--- TEKST DO PRZECZYTANIA ---

Euro 2016: sensacja turnieju gra dalej, Walia pokonuje Belgię

Paweł Smyk
Zmień rozmiar tekstu:

Wspaniała historia walijskiej reprezentacji wciąż się pisze na naszych oczach. Wyspiarze po zwycięstwie 3:1 z Belgią meldują się w półfinale, w którym zagrają z Portugalią.

Od mocnego uderzenia rozpoczęli ten mecz Belgowie. W jednej z pierwszych akcji defensorzy trzykrotnie ratowali się rozpaczliwie przed strzałami graczy ofensywnych. Już w 13. minucie wyszli na prowadzenie, dzięki cudownemu strzałowi z dystansu Radji Nainggolana. Walijczycy jednak szybko otrząsnęli się po utracie bramki i często dochodzili do głosu, ostatecznie na przerwę do szatni schodzili mogąc pochwalić się lepszymi statystykami, a co najważniejsze udało się im doprowadzić do remisu. Ashley Williams został pozostawiony bez opieki w polu karnym przy dośrodkowaniu z rzutu rożnego i głową wpakował piłkę do siatki.

--- DOSTARCZONE WIERSZE ---

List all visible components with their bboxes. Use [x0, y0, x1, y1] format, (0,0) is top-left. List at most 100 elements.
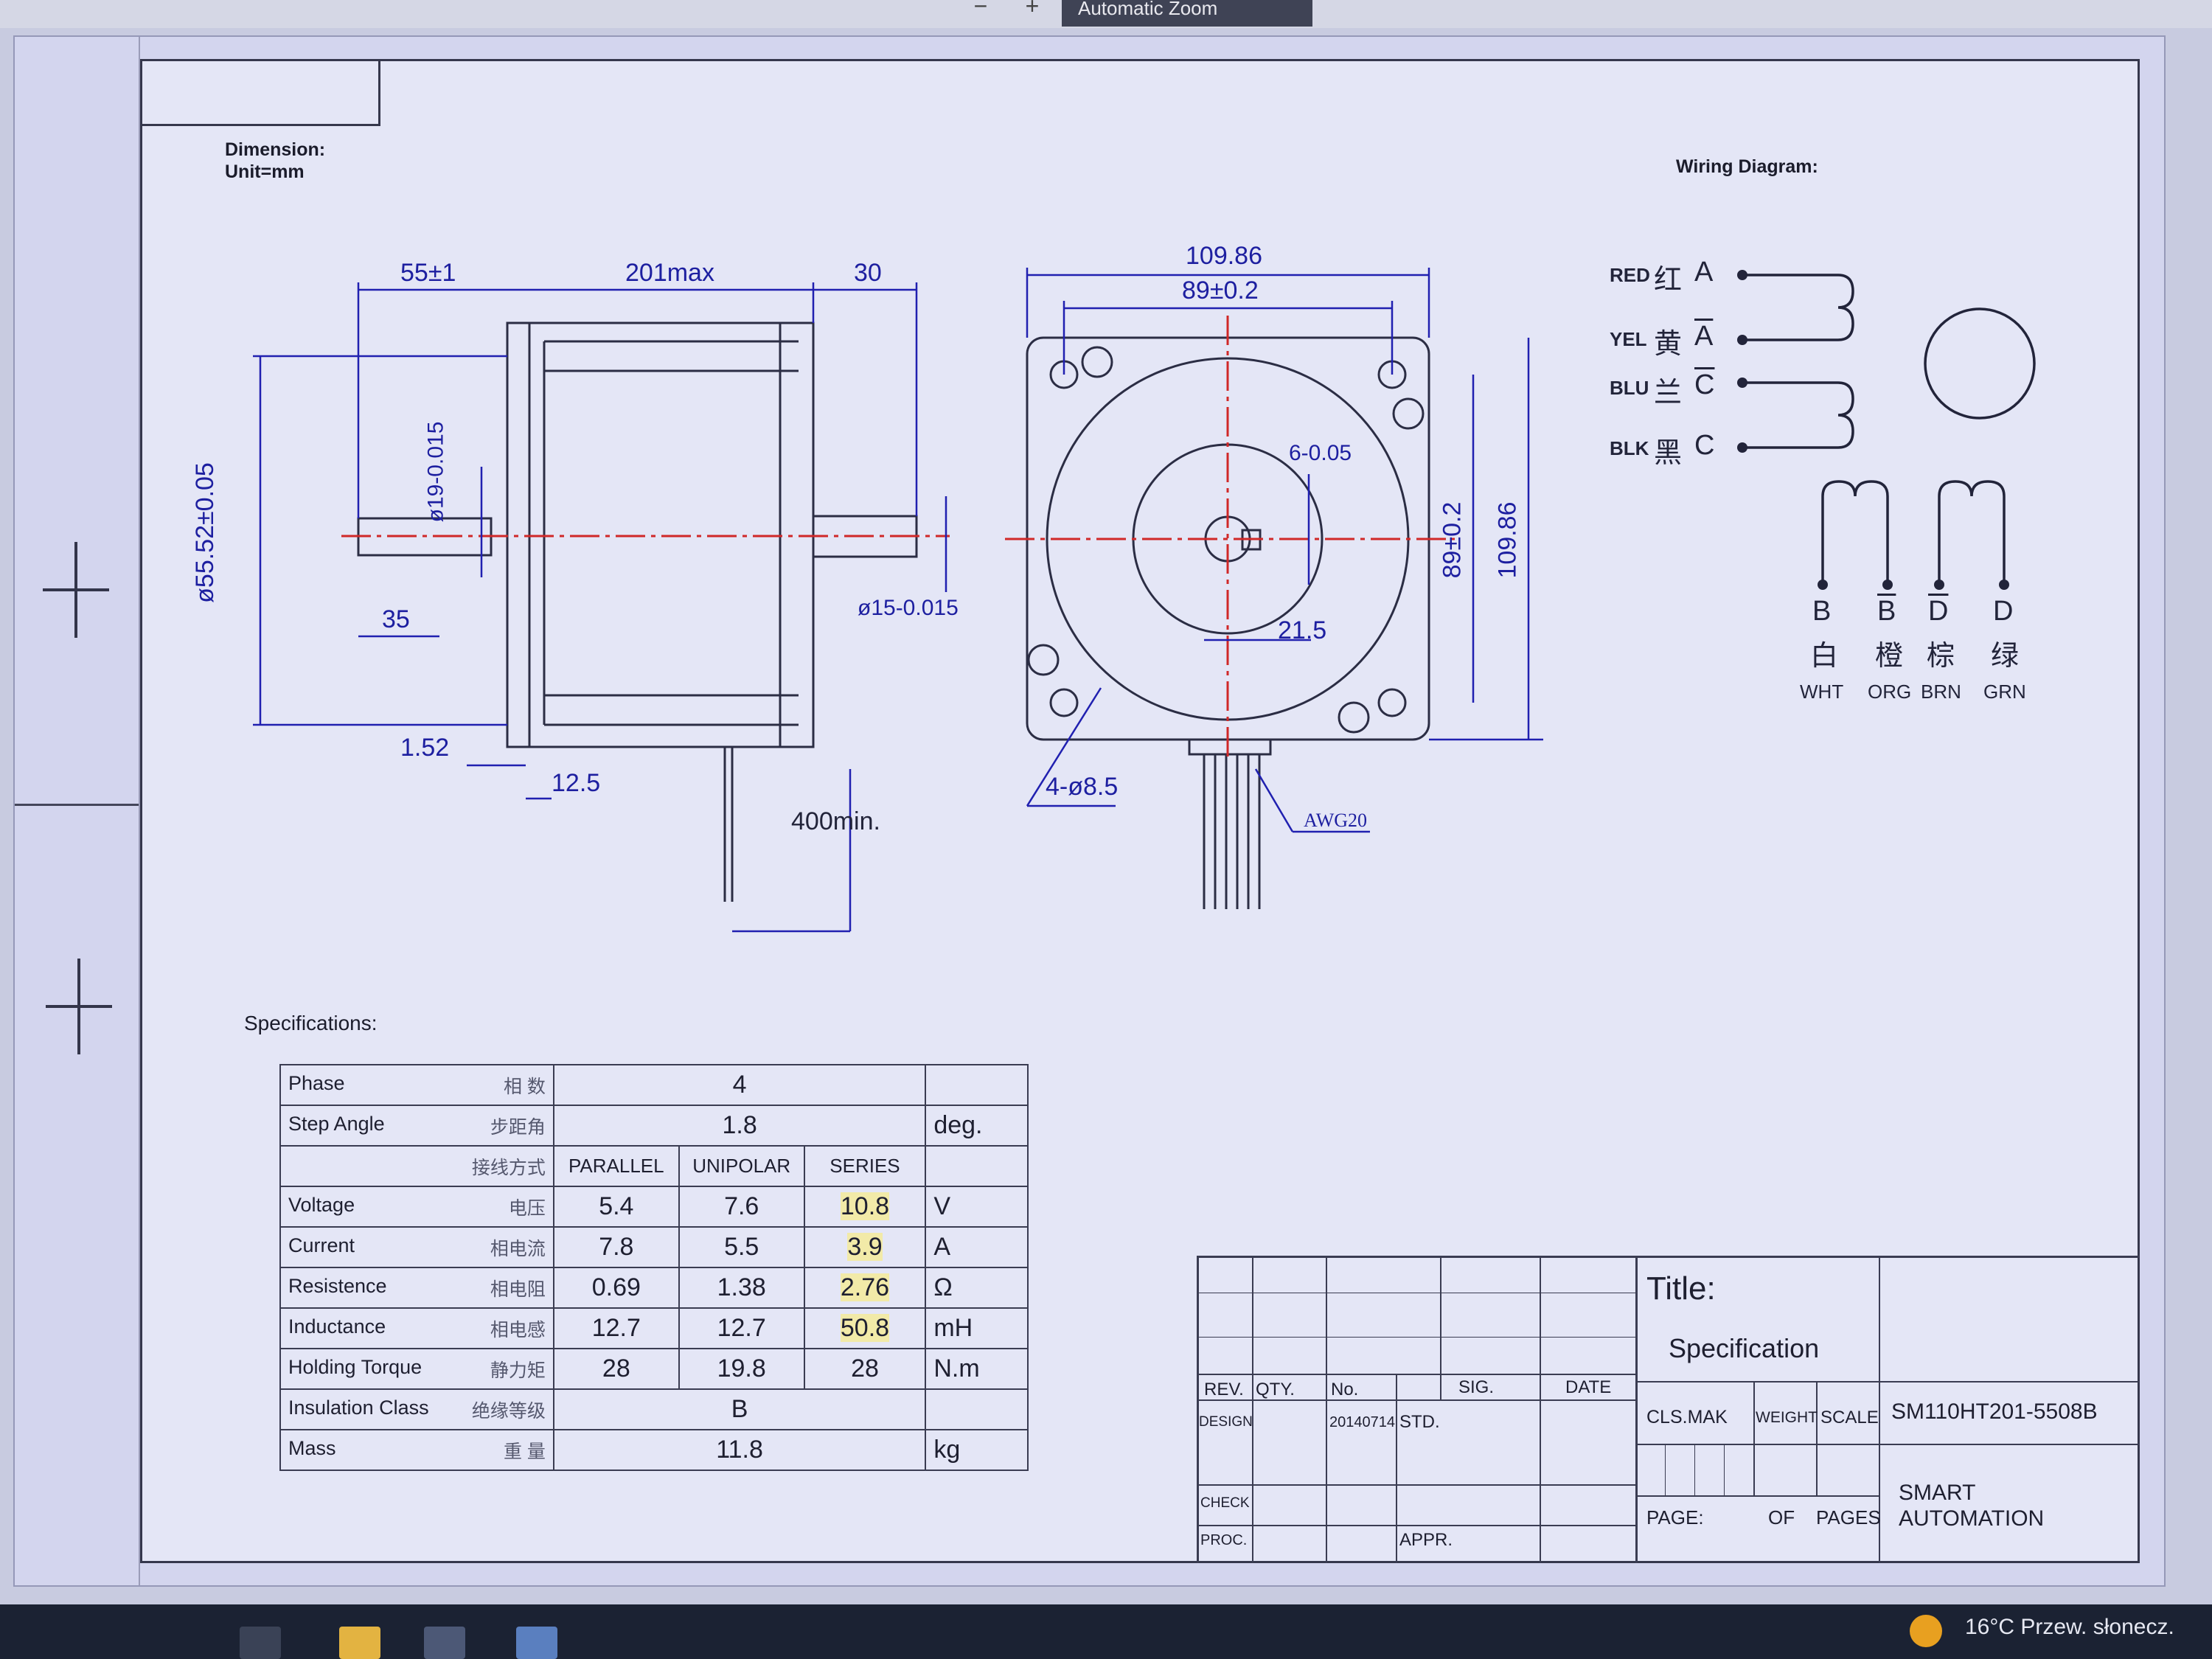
dim-12-5: 12.5	[552, 769, 601, 797]
cell-unipolar: 19.8	[678, 1348, 805, 1390]
row-label-cn: 步距角	[490, 1116, 546, 1138]
lead-cn: 橙	[1875, 641, 1904, 672]
tb-cls-mak: CLS.MAK	[1646, 1407, 1728, 1427]
dim-1-52: 1.52	[400, 734, 450, 762]
tb-pages: PAGES	[1816, 1506, 1881, 1528]
row-label-cn: 绝缘等级	[471, 1400, 546, 1422]
taskview-icon[interactable]	[240, 1627, 281, 1659]
row-unit: deg.	[925, 1105, 1029, 1147]
row-unit: mH	[925, 1307, 1029, 1349]
row-value: 4	[552, 1064, 927, 1106]
lead-cn: 红	[1654, 265, 1683, 296]
tb-design-date: 20140714	[1329, 1414, 1395, 1430]
table-row: Phase 相 数 4	[279, 1064, 1029, 1106]
tb-company-line1: SMART	[1899, 1481, 1976, 1505]
lead-cn: 黄	[1654, 329, 1683, 360]
row-label: Insulation Class	[288, 1396, 429, 1419]
tb-qty: QTY.	[1256, 1380, 1295, 1399]
cell-unipolar: 5.5	[678, 1226, 805, 1268]
tb-scale: SCALE	[1820, 1408, 1879, 1427]
lead-phase: C	[1694, 430, 1715, 461]
calculator-icon[interactable]	[516, 1627, 557, 1659]
cell-unipolar: 7.6	[678, 1186, 805, 1228]
row-label-cn: 相 数	[503, 1076, 546, 1097]
lead-en: BLU	[1610, 377, 1649, 399]
tb-proc: PROC.	[1200, 1532, 1248, 1548]
lead-phase: D	[1928, 596, 1949, 627]
table-row: Voltage 电压 5.4 7.6 10.8 V	[279, 1186, 1029, 1228]
row-label-cn: 相电阻	[490, 1279, 546, 1300]
dim-dia-15: ø15-0.015	[858, 596, 959, 620]
tb-date: DATE	[1565, 1377, 1612, 1397]
column-header: PARALLEL	[552, 1145, 680, 1187]
browser-icon[interactable]	[424, 1627, 465, 1659]
cell-series: 2.76	[840, 1273, 890, 1301]
table-row: Current 相电流 7.8 5.5 3.9 A	[279, 1226, 1029, 1268]
row-value: 1.8	[552, 1105, 927, 1147]
front-centerlines	[1005, 316, 1455, 762]
weather-icon[interactable]	[1910, 1615, 1942, 1647]
registration-mark	[43, 542, 109, 638]
cell-parallel: 28	[552, 1348, 680, 1390]
tb-design: DESIGN	[1199, 1414, 1253, 1430]
dim-mount-holes: 4-ø8.5	[1046, 773, 1119, 801]
lead-en: BLK	[1610, 437, 1649, 459]
row-label: Inductance	[288, 1315, 386, 1338]
dim-dia-19: ø19-0.015	[423, 421, 448, 523]
weather-text[interactable]: 16°C Przew. słonecz.	[1965, 1615, 2174, 1640]
cell-unipolar: 12.7	[678, 1307, 805, 1349]
row-value: 11.8	[552, 1429, 927, 1471]
registration-mark	[46, 959, 112, 1054]
tb-rev: REV.	[1204, 1380, 1244, 1399]
lead-phase: D	[1993, 596, 2014, 627]
rail-divider	[15, 804, 139, 806]
viewer-toolbar: − + Automatic Zoom	[0, 0, 2212, 28]
zoom-select[interactable]: Automatic Zoom	[1062, 0, 1312, 27]
row-label: Holding Torque	[288, 1355, 422, 1378]
specifications-table: Phase 相 数 4 Step Angle 步距角 1.8 deg. 接线方式 P…	[279, 1064, 1029, 1471]
row-unit: A	[925, 1226, 1029, 1268]
row-label-cn: 电压	[508, 1197, 546, 1219]
cell-series: 10.8	[840, 1192, 890, 1220]
lead-en: ORG	[1868, 681, 1912, 703]
tb-company-line2: AUTOMATION	[1899, 1506, 2045, 1531]
row-label-cn: 相电感	[490, 1319, 546, 1340]
row-unit: Ω	[925, 1267, 1029, 1309]
folder-icon[interactable]	[339, 1627, 380, 1659]
dim-30: 30	[854, 259, 882, 287]
table-row: Step Angle 步距角 1.8 deg.	[279, 1105, 1029, 1147]
drawing-sheet: Dimension: Unit=mm Wiring Diagram: Speci…	[140, 59, 2140, 1563]
row-label: Resistence	[288, 1274, 387, 1297]
lead-phase: A	[1694, 257, 1714, 288]
lead-cn: 兰	[1654, 378, 1683, 408]
row-unit	[925, 1388, 1029, 1430]
tb-check: CHECK	[1200, 1495, 1250, 1511]
tb-of: OF	[1768, 1506, 1795, 1528]
lead-en: WHT	[1800, 681, 1844, 703]
row-label-cn: 接线方式	[471, 1157, 546, 1178]
cell-series: 28	[803, 1348, 927, 1390]
row-label-cn: 静力矩	[490, 1360, 546, 1381]
zoom-out-button[interactable]: −	[966, 0, 995, 18]
row-label: Phase	[288, 1071, 345, 1094]
cell-parallel: 7.8	[552, 1226, 680, 1268]
zoom-in-button[interactable]: +	[1018, 0, 1047, 18]
lead-cn: 黑	[1654, 438, 1683, 469]
row-unit	[925, 1064, 1029, 1106]
wiring-terminals	[1737, 270, 2009, 590]
lead-en: GRN	[1983, 681, 2026, 703]
lead-en: YEL	[1610, 328, 1647, 350]
lead-en: RED	[1610, 264, 1650, 286]
dim-201max: 201max	[625, 259, 714, 287]
table-row: Mass 重 量 11.8 kg	[279, 1429, 1029, 1471]
lead-phase: A	[1694, 321, 1714, 352]
dim-400min: 400min.	[791, 807, 880, 835]
row-label-cn: 重 量	[503, 1441, 546, 1462]
wiring-coils	[1742, 274, 2036, 585]
cell-parallel: 12.7	[552, 1307, 680, 1349]
dim-height-89: 89±0.2	[1438, 501, 1467, 579]
table-row: Resistence 相电阻 0.69 1.38 2.76 Ω	[279, 1267, 1029, 1309]
table-row: Holding Torque 静力矩 28 19.8 28 N.m	[279, 1348, 1029, 1390]
row-unit: N.m	[925, 1348, 1029, 1390]
dim-21-5: 21.5	[1278, 616, 1327, 644]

---

### POLECENIE:
Zredaguj fragment tekstu o meczu Walii z Belgią zawarty między słowami "Od mocnego uderzenia" a "piłkę do siatki.", włącznie z nimi. Zastąp w nim "Walijczycy" wyrazem "Wyspiarze".

### ODPOWIEDŹ:
Od mocnego uderzenia rozpoczęli ten mecz Belgowie. W jednej z pierwszych akcji defensorzy trzykrotnie ratowali się rozpaczliwie przed strzałami graczy ofensywnych. Już w 13. minucie wyszli na prowadzenie, dzięki cudownemu strzałowi z dystansu Radji Nainggolana. Wyspiarze jednak szybko otrząsnęli się po utracie bramki i często dochodzili do głosu, ostatecznie na przerwę do szatni schodzili mogąc pochwalić się lepszymi statystykami, a co najważniejsze udało się im doprowadzić do remisu. Ashley Williams został pozostawiony bez opieki w polu karnym przy dośrodkowaniu z rzutu rożnego i głową wpakował piłkę do siatki.